To do:
Skip every picture and transcribe the remaining material exactly.
Information provided start
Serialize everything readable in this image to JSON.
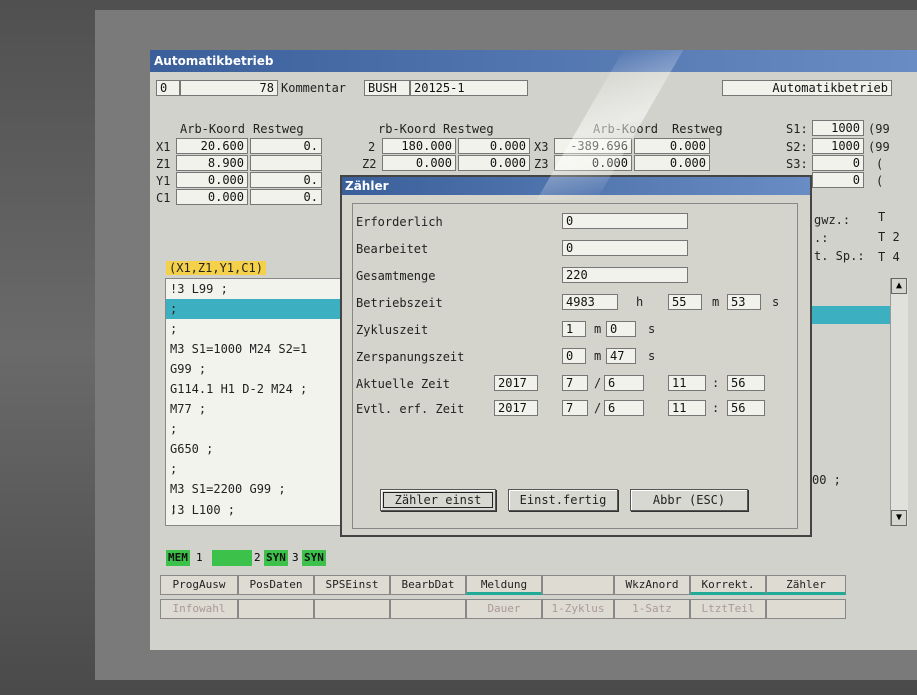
{
  "window": {
    "title": "Automatikbetrieb"
  },
  "header": {
    "channel": "0",
    "program_no": "78",
    "comment_label": "Kommentar",
    "comment_value": "BUSH",
    "comment_value_tail": "20125-1",
    "mode": "Automatikbetrieb"
  },
  "axes": {
    "col_headers": [
      "Arb-Koord",
      "Restweg"
    ],
    "group1": [
      {
        "axis": "X1",
        "coord": "20.600",
        "rest": "0."
      },
      {
        "axis": "Z1",
        "coord": "8.900",
        "rest": ""
      },
      {
        "axis": "Y1",
        "coord": "0.000",
        "rest": "0."
      },
      {
        "axis": "C1",
        "coord": "0.000",
        "rest": "0."
      }
    ],
    "group2_header": "rb-Koord Restweg",
    "group2": [
      {
        "axis": "2",
        "coord": "180.000",
        "rest": "0.000"
      },
      {
        "axis": "Z2",
        "coord": "0.000",
        "rest": "0.000"
      }
    ],
    "group3": [
      {
        "axis": "X3",
        "coord": "-389.696",
        "rest": "0.000"
      },
      {
        "axis": "Z3",
        "coord": "0.000",
        "rest": "0.000"
      }
    ],
    "spindles": [
      {
        "name": "S1:",
        "value": "1000",
        "extra": "(99"
      },
      {
        "name": "S2:",
        "value": "1000",
        "extra": "(99"
      },
      {
        "name": "S3:",
        "value": "0",
        "extra": "("
      },
      {
        "name": "",
        "value": "0",
        "extra": "("
      }
    ]
  },
  "right_info": {
    "l1": "gwz.:",
    "l2": ".:",
    "l3": "t. Sp.:",
    "t1": "T",
    "t2": "T 2",
    "t3": "T 4"
  },
  "axis_group_label": "(X1,Z1,Y1,C1)",
  "program_lines": [
    "!3 L99 ;",
    ";",
    ";",
    "M3 S1=1000 M24 S2=1",
    "G99 ;",
    "G114.1 H1 D-2 M24 ;",
    "M77 ;",
    ";",
    "G650 ;",
    ";",
    "M3 S1=2200 G99 ;",
    ";",
    "!3 L100 ;"
  ],
  "right_program_fragment": "00 ;",
  "dialog": {
    "title": "Zähler",
    "fields": {
      "erforderlich": {
        "label": "Erforderlich",
        "value": "0"
      },
      "bearbeitet": {
        "label": "Bearbeitet",
        "value": "0"
      },
      "gesamtmenge": {
        "label": "Gesamtmenge",
        "value": "220"
      },
      "betriebszeit": {
        "label": "Betriebszeit",
        "h": "4983",
        "h_unit": "h",
        "m": "55",
        "m_unit": "m",
        "s": "53",
        "s_unit": "s"
      },
      "zykluszeit": {
        "label": "Zykluszeit",
        "m": "1",
        "m_unit": "m",
        "s": "0",
        "s_unit": "s"
      },
      "zerspanungszeit": {
        "label": "Zerspanungszeit",
        "m": "0",
        "m_unit": "m",
        "s": "47",
        "s_unit": "s"
      },
      "aktuelle_zeit": {
        "label": "Aktuelle Zeit",
        "year": "2017",
        "month": "7",
        "sep": "/",
        "day": "6",
        "hour": "11",
        "colon": ":",
        "minute": "56"
      },
      "evtl_zeit": {
        "label": "Evtl. erf. Zeit",
        "year": "2017",
        "month": "7",
        "sep": "/",
        "day": "6",
        "hour": "11",
        "colon": ":",
        "minute": "56"
      }
    },
    "buttons": {
      "set": "Zähler einst",
      "done": "Einst.fertig",
      "cancel": "Abbr (ESC)"
    }
  },
  "status_bar": {
    "mem": "MEM",
    "n1": "1",
    "n2": "2",
    "syn1": "SYN",
    "n3": "3",
    "syn2": "SYN"
  },
  "softkeys_row1": [
    "ProgAusw",
    "PosDaten",
    "SPSEinst",
    "BearbDat",
    "Meldung",
    "",
    "WkzAnord",
    "Korrekt.",
    "Zähler"
  ],
  "softkeys_row2": [
    "Infowahl",
    "",
    "",
    "",
    "Dauer",
    "1-Zyklus",
    "1-Satz",
    "LtztTeil",
    ""
  ],
  "colors": {
    "titlebar": "#3a5f9a",
    "highlight": "#3cb0c0",
    "status_green": "#3cc24a",
    "axis_label": "#f5d14a"
  }
}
Information provided end
Right answer:
Serialize everything readable in this image to JSON.
{
  "window": {
    "title": "Automatikbetrieb"
  },
  "header": {
    "channel": "0",
    "program_no": "78",
    "comment_label": "Kommentar",
    "comment_value": "BUSH",
    "comment_value_tail": "20125-1",
    "mode": "Automatikbetrieb"
  },
  "axes": {
    "col_headers": [
      "Arb-Koord",
      "Restweg"
    ],
    "group1": [
      {
        "axis": "X1",
        "coord": "20.600",
        "rest": "0."
      },
      {
        "axis": "Z1",
        "coord": "8.900",
        "rest": ""
      },
      {
        "axis": "Y1",
        "coord": "0.000",
        "rest": "0."
      },
      {
        "axis": "C1",
        "coord": "0.000",
        "rest": "0."
      }
    ],
    "group2_header": "rb-Koord Restweg",
    "group2": [
      {
        "axis": "2",
        "coord": "180.000",
        "rest": "0.000"
      },
      {
        "axis": "Z2",
        "coord": "0.000",
        "rest": "0.000"
      }
    ],
    "group3": [
      {
        "axis": "X3",
        "coord": "-389.696",
        "rest": "0.000"
      },
      {
        "axis": "Z3",
        "coord": "0.000",
        "rest": "0.000"
      }
    ],
    "spindles": [
      {
        "name": "S1:",
        "value": "1000",
        "extra": "(99"
      },
      {
        "name": "S2:",
        "value": "1000",
        "extra": "(99"
      },
      {
        "name": "S3:",
        "value": "0",
        "extra": "("
      },
      {
        "name": "",
        "value": "0",
        "extra": "("
      }
    ]
  },
  "right_info": {
    "l1": "gwz.:",
    "l2": ".:",
    "l3": "t. Sp.:",
    "t1": "T",
    "t2": "T 2",
    "t3": "T 4"
  },
  "axis_group_label": "(X1,Z1,Y1,C1)",
  "program_lines": [
    "!3 L99 ;",
    ";",
    ";",
    "M3 S1=1000 M24 S2=1",
    "G99 ;",
    "G114.1 H1 D-2 M24 ;",
    "M77 ;",
    ";",
    "G650 ;",
    ";",
    "M3 S1=2200 G99 ;",
    ";",
    "!3 L100 ;"
  ],
  "right_program_fragment": "00 ;",
  "dialog": {
    "title": "Zähler",
    "fields": {
      "erforderlich": {
        "label": "Erforderlich",
        "value": "0"
      },
      "bearbeitet": {
        "label": "Bearbeitet",
        "value": "0"
      },
      "gesamtmenge": {
        "label": "Gesamtmenge",
        "value": "220"
      },
      "betriebszeit": {
        "label": "Betriebszeit",
        "h": "4983",
        "h_unit": "h",
        "m": "55",
        "m_unit": "m",
        "s": "53",
        "s_unit": "s"
      },
      "zykluszeit": {
        "label": "Zykluszeit",
        "m": "1",
        "m_unit": "m",
        "s": "0",
        "s_unit": "s"
      },
      "zerspanungszeit": {
        "label": "Zerspanungszeit",
        "m": "0",
        "m_unit": "m",
        "s": "47",
        "s_unit": "s"
      },
      "aktuelle_zeit": {
        "label": "Aktuelle Zeit",
        "year": "2017",
        "month": "7",
        "sep": "/",
        "day": "6",
        "hour": "11",
        "colon": ":",
        "minute": "56"
      },
      "evtl_zeit": {
        "label": "Evtl. erf. Zeit",
        "year": "2017",
        "month": "7",
        "sep": "/",
        "day": "6",
        "hour": "11",
        "colon": ":",
        "minute": "56"
      }
    },
    "buttons": {
      "set": "Zähler einst",
      "done": "Einst.fertig",
      "cancel": "Abbr (ESC)"
    }
  },
  "status_bar": {
    "mem": "MEM",
    "n1": "1",
    "n2": "2",
    "syn1": "SYN",
    "n3": "3",
    "syn2": "SYN"
  },
  "softkeys_row1": [
    "ProgAusw",
    "PosDaten",
    "SPSEinst",
    "BearbDat",
    "Meldung",
    "",
    "WkzAnord",
    "Korrekt.",
    "Zähler"
  ],
  "softkeys_row2": [
    "Infowahl",
    "",
    "",
    "",
    "Dauer",
    "1-Zyklus",
    "1-Satz",
    "LtztTeil",
    ""
  ],
  "colors": {
    "titlebar": "#3a5f9a",
    "highlight": "#3cb0c0",
    "status_green": "#3cc24a",
    "axis_label": "#f5d14a"
  }
}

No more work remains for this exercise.